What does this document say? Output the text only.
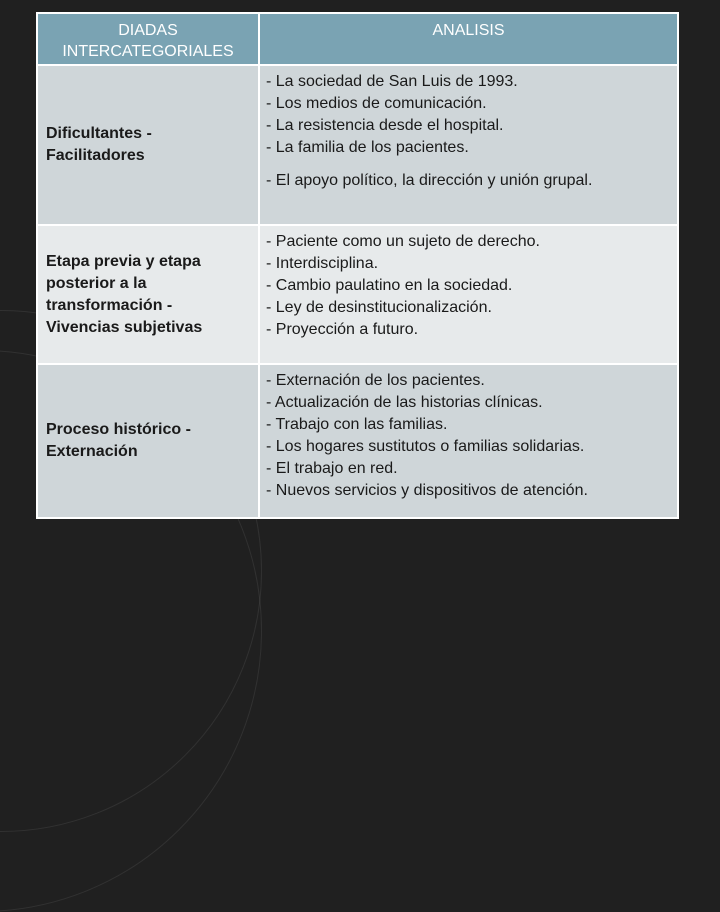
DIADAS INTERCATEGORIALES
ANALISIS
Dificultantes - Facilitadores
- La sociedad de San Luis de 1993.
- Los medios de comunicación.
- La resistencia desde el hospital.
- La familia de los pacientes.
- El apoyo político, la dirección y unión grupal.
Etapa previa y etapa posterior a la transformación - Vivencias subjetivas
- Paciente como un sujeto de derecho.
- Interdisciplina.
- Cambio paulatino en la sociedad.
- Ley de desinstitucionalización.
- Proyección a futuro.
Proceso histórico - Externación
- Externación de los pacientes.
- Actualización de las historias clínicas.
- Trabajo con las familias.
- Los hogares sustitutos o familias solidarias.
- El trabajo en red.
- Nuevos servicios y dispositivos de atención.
--
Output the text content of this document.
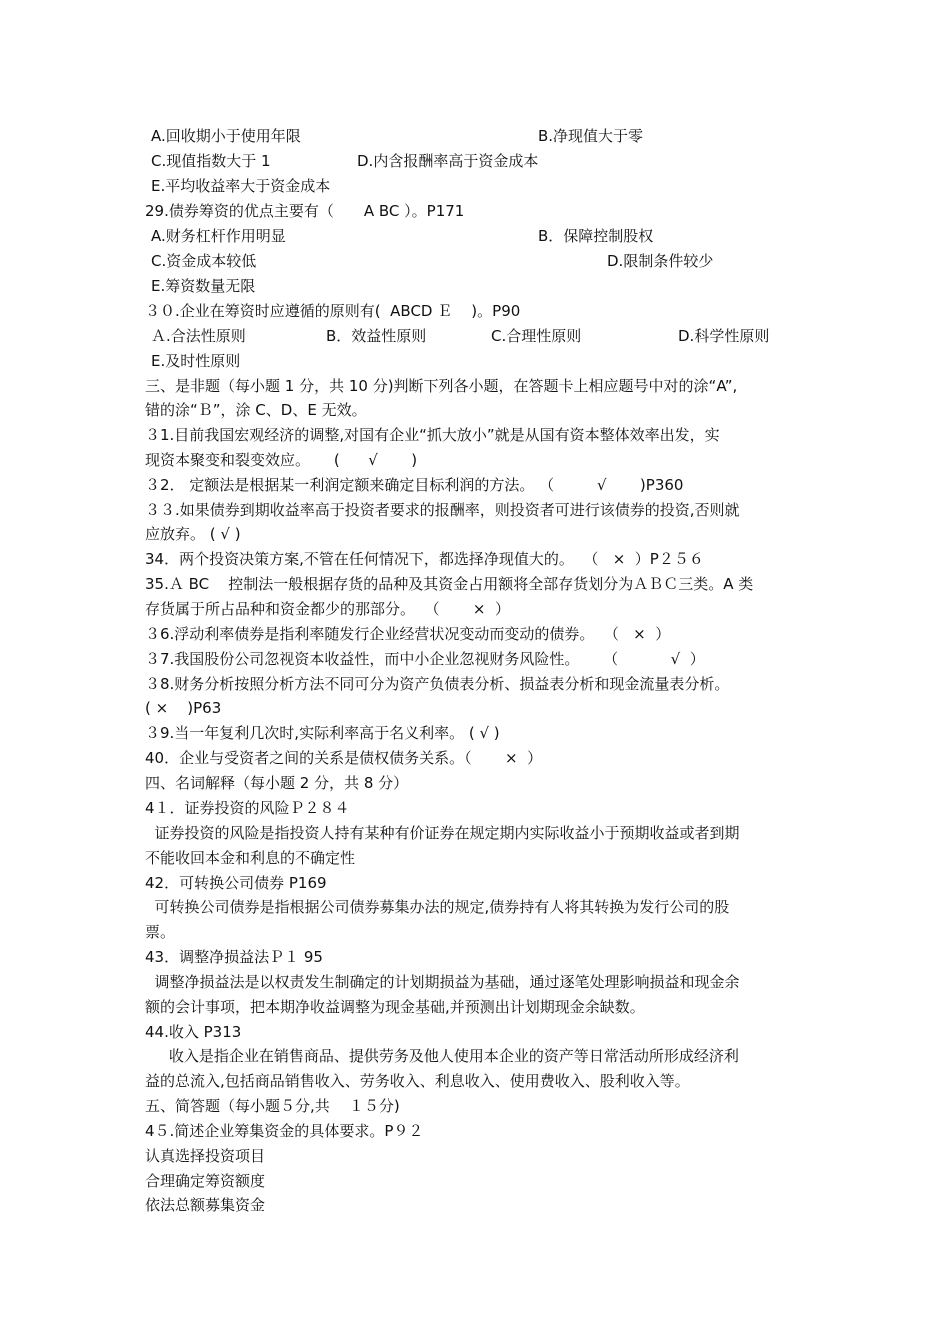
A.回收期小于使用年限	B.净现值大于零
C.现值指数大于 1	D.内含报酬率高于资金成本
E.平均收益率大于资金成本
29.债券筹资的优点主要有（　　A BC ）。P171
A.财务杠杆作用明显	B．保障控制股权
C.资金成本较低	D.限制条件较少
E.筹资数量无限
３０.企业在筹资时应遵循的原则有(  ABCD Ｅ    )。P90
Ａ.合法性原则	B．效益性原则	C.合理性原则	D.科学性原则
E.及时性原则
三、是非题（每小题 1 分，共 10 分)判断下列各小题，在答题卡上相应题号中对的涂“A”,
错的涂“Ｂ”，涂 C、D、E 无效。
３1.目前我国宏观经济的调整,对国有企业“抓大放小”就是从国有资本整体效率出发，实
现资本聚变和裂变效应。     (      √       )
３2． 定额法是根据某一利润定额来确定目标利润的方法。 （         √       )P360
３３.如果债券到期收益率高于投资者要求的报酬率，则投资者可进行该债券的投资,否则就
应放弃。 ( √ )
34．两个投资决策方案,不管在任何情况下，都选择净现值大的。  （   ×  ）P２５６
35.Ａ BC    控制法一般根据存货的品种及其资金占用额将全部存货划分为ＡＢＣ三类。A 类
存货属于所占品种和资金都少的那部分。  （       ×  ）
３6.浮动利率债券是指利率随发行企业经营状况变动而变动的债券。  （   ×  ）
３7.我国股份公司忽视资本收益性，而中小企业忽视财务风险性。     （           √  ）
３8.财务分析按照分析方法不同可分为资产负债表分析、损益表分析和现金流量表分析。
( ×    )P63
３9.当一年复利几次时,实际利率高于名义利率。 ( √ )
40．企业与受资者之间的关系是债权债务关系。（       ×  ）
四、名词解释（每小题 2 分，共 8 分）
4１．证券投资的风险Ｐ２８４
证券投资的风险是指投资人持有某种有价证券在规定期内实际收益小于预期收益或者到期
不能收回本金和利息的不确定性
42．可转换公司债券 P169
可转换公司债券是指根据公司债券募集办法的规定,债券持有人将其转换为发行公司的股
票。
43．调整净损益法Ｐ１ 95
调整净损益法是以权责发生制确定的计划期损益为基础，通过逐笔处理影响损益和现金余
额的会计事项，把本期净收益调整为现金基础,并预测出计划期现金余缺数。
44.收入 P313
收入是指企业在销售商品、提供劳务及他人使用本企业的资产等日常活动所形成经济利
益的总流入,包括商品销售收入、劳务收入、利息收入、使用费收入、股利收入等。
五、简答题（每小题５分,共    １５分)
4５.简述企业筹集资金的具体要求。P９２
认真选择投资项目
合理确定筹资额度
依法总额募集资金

### TASK PROMPT:
Go through the listing above and pull out each line containing the word "familias".

### IN RESPONSE:
- Trabajo con las familias.
- Los hogares sustitutos o familias solidarias.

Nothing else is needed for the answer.